_Problem statement:_ Count the lines below that contain the word "this", and reply with that number alone.

_Task material:_
★ ★ ★ ★
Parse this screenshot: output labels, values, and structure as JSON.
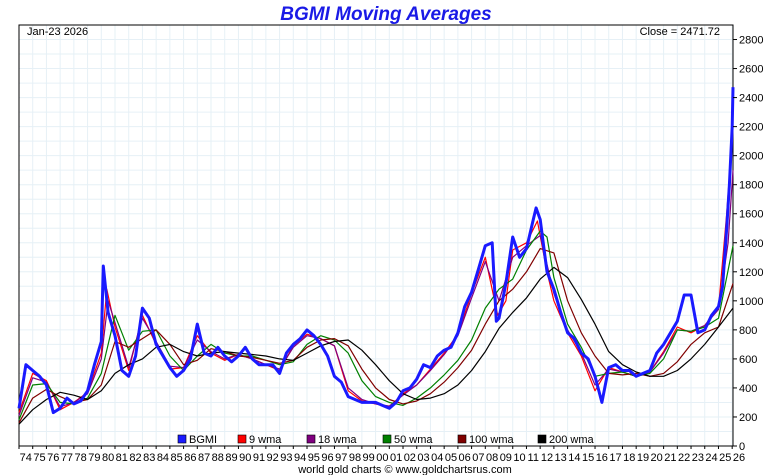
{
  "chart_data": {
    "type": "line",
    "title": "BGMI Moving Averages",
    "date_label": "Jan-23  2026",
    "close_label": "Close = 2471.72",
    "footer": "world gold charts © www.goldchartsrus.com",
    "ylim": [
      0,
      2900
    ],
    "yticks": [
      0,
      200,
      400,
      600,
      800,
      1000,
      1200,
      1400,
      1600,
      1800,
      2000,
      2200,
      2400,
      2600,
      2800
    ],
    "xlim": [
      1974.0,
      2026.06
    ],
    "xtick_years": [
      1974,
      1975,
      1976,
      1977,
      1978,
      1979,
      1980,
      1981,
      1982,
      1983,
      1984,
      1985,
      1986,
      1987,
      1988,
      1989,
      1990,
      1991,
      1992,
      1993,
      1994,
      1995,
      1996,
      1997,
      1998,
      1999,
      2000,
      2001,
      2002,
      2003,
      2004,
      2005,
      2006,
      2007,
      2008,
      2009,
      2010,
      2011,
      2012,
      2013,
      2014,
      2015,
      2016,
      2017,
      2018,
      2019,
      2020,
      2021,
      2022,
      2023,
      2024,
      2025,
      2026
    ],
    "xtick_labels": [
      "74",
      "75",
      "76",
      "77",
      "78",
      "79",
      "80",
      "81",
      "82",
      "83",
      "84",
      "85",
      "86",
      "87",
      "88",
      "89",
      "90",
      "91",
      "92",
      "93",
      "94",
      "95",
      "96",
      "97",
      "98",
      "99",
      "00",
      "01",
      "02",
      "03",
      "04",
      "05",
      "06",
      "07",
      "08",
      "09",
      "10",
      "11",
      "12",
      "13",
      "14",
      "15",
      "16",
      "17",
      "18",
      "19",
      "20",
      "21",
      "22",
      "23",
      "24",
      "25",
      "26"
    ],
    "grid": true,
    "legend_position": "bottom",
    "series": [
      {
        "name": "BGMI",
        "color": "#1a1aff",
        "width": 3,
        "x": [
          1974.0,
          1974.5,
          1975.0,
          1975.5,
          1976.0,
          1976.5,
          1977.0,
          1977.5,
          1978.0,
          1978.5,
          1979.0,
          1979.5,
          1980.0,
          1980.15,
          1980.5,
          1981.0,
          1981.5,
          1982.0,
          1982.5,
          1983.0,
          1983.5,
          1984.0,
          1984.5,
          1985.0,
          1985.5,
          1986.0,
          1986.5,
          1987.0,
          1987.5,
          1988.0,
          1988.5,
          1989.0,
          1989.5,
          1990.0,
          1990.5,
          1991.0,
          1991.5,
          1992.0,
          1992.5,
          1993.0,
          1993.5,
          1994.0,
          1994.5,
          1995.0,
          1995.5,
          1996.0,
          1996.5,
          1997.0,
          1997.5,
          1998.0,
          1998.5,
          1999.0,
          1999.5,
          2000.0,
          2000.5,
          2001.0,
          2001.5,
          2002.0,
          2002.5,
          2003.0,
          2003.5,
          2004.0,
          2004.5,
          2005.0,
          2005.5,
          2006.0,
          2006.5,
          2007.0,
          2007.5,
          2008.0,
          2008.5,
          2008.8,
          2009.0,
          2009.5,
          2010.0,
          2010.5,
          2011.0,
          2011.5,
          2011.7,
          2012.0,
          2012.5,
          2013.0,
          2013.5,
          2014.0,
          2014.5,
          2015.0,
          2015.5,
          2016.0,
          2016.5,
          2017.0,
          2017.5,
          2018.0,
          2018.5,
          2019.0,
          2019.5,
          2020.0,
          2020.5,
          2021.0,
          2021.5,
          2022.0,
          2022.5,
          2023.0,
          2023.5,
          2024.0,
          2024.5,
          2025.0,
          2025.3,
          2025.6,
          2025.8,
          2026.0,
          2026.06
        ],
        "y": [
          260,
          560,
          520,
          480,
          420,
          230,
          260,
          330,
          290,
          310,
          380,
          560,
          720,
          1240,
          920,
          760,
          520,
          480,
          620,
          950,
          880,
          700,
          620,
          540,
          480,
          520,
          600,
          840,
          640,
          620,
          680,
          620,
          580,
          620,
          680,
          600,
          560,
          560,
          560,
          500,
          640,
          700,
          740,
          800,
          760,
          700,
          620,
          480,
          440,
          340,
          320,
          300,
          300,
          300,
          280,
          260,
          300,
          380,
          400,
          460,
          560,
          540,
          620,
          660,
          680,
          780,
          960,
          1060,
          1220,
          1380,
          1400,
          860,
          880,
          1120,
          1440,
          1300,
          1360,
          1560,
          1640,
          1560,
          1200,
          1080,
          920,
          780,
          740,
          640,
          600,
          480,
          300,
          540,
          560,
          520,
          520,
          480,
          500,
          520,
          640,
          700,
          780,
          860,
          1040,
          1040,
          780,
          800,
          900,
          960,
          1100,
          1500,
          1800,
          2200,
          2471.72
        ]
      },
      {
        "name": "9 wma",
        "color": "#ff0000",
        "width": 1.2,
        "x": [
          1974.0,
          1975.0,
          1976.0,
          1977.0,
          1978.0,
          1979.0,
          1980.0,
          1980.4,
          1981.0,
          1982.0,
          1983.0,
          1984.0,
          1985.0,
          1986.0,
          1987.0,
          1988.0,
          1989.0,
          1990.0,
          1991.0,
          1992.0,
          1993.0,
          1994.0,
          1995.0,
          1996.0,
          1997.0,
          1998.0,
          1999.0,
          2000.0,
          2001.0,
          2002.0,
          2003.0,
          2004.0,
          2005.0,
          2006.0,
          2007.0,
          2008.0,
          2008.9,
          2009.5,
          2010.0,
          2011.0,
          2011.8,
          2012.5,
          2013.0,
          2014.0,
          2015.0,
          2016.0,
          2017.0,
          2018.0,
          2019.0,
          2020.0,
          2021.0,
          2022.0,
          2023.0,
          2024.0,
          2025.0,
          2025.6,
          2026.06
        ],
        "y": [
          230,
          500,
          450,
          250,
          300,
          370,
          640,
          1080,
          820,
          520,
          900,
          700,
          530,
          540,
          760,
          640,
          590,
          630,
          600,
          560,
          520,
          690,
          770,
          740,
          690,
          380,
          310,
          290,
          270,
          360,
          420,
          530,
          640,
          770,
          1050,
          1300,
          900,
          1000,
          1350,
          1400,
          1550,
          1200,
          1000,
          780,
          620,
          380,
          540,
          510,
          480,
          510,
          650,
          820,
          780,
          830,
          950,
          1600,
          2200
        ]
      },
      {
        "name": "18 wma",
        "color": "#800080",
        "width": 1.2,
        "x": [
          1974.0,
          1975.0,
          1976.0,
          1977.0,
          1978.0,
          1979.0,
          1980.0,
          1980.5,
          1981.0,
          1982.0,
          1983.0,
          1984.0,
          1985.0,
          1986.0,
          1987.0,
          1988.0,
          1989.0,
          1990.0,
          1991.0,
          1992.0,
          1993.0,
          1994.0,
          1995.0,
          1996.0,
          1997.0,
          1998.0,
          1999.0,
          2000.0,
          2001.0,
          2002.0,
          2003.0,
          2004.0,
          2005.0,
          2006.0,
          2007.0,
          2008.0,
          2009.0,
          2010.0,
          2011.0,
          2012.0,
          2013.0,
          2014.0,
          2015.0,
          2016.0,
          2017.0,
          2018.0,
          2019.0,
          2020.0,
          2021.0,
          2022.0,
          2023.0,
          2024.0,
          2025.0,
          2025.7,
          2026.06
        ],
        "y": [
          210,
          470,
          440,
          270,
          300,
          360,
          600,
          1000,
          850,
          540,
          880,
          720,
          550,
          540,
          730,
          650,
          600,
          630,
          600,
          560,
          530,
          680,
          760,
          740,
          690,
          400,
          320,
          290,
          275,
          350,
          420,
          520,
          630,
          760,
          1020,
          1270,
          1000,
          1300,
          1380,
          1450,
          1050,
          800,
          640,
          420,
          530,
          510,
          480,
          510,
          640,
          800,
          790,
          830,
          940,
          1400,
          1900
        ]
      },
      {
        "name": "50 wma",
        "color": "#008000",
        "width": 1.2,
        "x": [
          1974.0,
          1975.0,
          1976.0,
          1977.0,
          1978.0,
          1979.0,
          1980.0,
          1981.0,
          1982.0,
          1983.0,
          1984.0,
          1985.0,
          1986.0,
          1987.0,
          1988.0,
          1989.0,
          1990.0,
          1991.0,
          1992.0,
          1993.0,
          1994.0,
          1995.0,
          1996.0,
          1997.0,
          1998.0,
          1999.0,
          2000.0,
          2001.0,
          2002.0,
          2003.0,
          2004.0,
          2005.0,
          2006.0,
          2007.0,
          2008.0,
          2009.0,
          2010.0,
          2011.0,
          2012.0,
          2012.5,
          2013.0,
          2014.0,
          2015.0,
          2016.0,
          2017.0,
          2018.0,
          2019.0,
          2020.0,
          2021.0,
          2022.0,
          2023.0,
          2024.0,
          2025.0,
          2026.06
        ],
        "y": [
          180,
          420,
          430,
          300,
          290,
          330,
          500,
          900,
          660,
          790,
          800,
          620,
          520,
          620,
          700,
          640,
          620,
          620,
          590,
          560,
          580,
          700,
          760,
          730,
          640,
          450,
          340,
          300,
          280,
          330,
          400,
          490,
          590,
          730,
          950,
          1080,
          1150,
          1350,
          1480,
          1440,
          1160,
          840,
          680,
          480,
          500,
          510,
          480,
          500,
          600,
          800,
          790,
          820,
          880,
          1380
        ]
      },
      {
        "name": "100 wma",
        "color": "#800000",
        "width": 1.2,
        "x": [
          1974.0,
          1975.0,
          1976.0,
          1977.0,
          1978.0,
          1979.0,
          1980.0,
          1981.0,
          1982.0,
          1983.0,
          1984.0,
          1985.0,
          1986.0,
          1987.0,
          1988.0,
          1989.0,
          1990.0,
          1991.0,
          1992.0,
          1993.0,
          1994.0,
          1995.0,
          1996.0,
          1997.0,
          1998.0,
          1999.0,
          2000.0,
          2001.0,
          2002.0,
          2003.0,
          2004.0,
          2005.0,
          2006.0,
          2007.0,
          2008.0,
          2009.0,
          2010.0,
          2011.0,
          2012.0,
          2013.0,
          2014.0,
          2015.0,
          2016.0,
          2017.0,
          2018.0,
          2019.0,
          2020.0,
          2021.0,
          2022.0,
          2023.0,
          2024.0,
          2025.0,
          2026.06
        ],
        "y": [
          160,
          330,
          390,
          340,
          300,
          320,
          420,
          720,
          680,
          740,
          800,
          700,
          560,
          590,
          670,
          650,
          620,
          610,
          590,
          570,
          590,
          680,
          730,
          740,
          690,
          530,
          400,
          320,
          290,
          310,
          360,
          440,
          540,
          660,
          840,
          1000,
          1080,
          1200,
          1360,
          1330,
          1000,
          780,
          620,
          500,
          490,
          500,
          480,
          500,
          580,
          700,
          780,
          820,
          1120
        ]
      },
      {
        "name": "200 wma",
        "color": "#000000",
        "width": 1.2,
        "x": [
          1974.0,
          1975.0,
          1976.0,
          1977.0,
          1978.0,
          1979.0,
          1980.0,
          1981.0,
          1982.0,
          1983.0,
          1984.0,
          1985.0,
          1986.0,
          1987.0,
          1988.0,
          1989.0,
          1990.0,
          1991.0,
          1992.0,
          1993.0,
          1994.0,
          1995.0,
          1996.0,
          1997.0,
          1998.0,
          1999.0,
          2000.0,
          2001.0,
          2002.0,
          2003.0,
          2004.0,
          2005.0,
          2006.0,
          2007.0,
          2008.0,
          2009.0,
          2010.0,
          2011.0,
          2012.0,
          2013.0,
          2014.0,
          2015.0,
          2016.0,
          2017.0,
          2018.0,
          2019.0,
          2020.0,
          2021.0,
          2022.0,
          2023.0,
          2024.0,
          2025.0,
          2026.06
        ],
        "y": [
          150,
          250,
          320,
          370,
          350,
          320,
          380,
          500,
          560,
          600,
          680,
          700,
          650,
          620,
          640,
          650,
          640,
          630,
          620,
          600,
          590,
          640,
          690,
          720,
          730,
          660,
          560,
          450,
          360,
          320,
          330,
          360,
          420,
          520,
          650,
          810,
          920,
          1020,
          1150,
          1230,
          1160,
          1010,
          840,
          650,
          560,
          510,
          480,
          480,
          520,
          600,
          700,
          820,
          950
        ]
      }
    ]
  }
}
★ ★ ★ ★
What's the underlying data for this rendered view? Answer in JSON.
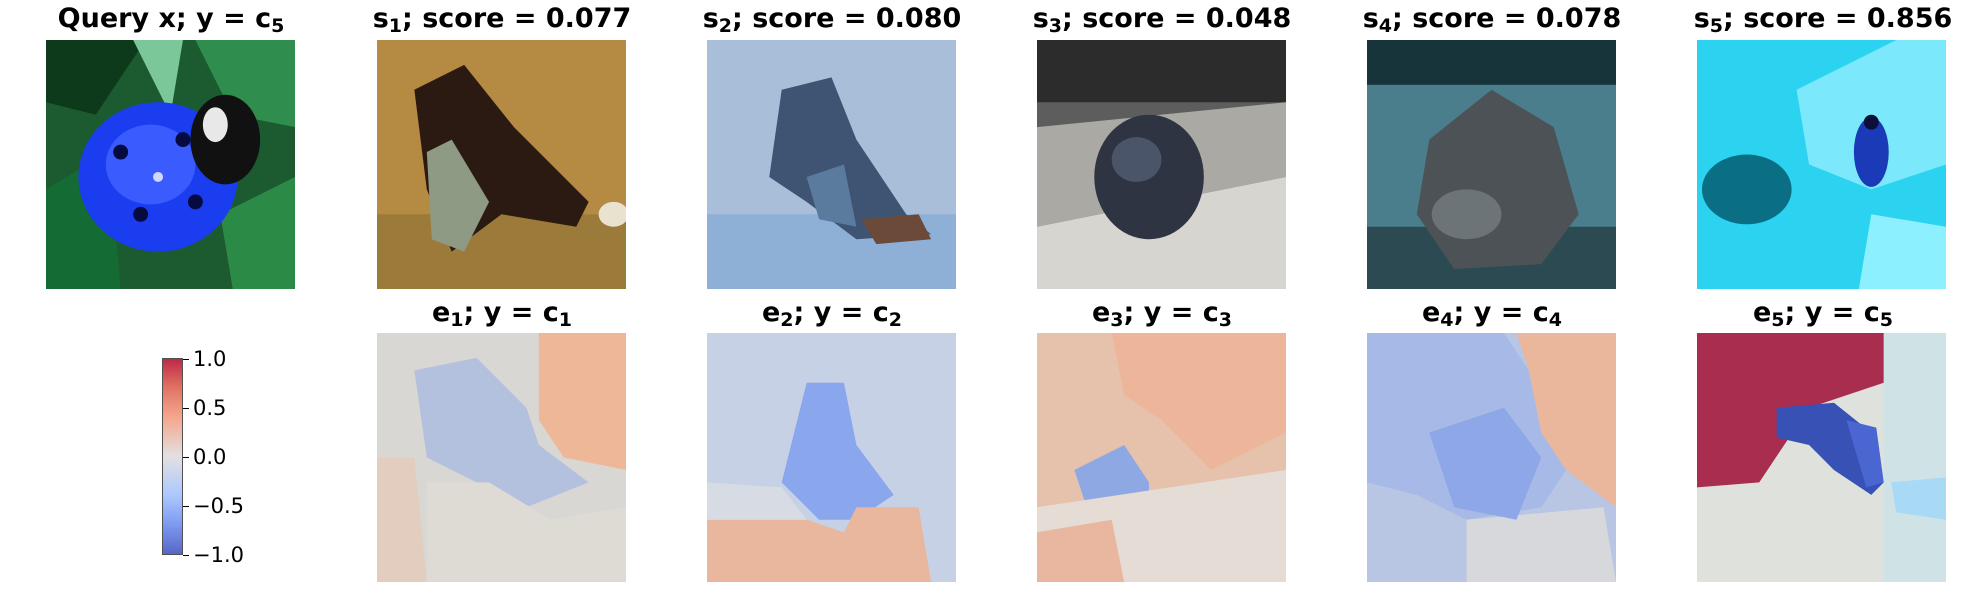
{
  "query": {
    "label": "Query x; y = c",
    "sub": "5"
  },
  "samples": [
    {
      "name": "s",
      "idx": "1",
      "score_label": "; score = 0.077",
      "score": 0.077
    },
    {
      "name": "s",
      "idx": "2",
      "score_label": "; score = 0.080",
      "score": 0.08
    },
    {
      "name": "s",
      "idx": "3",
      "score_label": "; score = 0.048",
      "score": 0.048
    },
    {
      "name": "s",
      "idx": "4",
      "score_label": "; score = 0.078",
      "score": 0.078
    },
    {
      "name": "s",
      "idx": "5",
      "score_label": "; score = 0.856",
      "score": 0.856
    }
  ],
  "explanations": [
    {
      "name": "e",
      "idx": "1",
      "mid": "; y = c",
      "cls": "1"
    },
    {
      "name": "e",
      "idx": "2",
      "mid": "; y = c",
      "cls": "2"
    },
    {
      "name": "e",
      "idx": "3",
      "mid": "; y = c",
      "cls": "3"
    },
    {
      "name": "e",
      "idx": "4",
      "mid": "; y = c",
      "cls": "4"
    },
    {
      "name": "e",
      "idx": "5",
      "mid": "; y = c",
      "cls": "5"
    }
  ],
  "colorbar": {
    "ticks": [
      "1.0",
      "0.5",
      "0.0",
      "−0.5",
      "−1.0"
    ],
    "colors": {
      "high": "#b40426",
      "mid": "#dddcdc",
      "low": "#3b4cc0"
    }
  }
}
★ ★ ★ ★
_Expected output:_ 2